■ **Task objective**: Show each line of the entries that contains the string "star", treating uppercase and lowercase as different.

■ **Entries supplied**:
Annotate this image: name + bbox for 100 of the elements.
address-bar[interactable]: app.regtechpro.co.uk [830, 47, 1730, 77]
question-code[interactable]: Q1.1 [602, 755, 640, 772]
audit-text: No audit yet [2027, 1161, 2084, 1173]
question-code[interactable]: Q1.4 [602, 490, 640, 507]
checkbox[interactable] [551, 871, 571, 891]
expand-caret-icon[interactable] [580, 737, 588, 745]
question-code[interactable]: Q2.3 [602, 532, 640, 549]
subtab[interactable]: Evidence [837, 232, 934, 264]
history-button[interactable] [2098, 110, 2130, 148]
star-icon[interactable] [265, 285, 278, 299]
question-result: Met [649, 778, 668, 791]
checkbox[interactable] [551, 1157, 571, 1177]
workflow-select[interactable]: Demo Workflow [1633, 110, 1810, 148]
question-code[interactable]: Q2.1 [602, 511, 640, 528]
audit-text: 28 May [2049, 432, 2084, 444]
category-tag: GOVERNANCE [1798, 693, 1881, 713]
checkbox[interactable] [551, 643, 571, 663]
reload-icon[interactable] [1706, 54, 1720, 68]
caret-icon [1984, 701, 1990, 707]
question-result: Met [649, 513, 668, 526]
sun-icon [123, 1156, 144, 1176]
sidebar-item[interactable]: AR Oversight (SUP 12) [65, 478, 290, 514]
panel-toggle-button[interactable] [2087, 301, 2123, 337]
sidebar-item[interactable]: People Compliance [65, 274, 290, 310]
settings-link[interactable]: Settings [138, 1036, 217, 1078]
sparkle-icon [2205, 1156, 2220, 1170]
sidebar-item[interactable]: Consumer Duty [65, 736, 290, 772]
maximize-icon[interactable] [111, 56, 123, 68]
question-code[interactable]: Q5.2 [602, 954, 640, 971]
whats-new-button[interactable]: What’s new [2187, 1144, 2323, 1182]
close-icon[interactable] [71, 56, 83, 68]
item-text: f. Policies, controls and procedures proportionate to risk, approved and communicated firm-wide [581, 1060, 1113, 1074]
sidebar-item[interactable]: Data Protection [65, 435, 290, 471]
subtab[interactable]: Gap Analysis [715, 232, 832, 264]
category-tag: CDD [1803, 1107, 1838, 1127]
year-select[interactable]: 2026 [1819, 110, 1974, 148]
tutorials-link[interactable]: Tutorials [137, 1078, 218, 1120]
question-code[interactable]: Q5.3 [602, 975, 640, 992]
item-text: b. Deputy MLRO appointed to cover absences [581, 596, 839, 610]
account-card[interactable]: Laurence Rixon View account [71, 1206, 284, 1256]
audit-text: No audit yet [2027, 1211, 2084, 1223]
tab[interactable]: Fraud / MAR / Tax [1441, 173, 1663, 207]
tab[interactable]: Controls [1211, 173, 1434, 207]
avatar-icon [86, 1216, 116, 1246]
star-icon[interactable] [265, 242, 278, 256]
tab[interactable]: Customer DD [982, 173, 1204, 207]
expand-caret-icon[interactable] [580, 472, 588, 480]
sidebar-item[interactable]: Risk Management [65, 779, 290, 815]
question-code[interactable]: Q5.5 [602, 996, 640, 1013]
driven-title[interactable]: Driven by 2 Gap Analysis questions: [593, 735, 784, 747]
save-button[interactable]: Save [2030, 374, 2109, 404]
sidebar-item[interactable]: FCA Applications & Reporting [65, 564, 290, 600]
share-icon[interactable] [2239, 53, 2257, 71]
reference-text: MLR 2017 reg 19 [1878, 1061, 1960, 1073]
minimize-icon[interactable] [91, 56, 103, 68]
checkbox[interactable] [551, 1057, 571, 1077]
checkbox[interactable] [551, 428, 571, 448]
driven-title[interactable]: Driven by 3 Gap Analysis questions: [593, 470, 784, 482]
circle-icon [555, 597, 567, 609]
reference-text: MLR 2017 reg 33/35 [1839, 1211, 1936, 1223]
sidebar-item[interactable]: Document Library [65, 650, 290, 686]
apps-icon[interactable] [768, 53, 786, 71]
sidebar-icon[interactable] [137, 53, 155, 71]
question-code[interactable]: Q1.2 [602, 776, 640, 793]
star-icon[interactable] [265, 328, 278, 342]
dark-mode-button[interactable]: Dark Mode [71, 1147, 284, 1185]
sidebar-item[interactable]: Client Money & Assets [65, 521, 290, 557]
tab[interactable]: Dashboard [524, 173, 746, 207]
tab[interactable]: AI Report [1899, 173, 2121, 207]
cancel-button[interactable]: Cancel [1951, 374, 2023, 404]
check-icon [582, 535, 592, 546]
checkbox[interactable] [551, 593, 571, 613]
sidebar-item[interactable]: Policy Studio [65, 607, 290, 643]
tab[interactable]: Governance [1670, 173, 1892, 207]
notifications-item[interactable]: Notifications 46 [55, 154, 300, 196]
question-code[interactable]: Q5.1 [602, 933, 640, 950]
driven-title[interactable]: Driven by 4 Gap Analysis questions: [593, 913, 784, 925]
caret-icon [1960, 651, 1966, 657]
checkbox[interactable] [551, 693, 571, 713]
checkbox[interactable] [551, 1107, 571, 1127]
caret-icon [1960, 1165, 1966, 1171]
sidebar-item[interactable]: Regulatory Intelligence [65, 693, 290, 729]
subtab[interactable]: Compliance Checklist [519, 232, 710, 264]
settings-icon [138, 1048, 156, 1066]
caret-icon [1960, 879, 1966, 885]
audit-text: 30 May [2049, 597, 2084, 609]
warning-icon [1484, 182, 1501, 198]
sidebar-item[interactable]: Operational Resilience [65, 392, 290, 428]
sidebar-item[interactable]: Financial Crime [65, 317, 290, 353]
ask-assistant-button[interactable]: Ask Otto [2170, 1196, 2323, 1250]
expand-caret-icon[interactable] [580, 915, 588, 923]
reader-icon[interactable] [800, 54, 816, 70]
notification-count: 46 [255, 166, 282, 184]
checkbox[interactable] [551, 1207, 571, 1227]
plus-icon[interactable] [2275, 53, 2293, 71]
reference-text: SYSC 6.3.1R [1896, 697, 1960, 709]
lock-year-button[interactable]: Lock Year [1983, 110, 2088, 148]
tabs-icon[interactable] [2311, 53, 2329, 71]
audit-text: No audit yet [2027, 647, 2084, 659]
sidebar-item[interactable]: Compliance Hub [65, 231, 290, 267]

■ **Full output**:
star-icon[interactable] [265, 285, 278, 299]
star-icon[interactable] [265, 242, 278, 256]
star-icon[interactable] [265, 328, 278, 342]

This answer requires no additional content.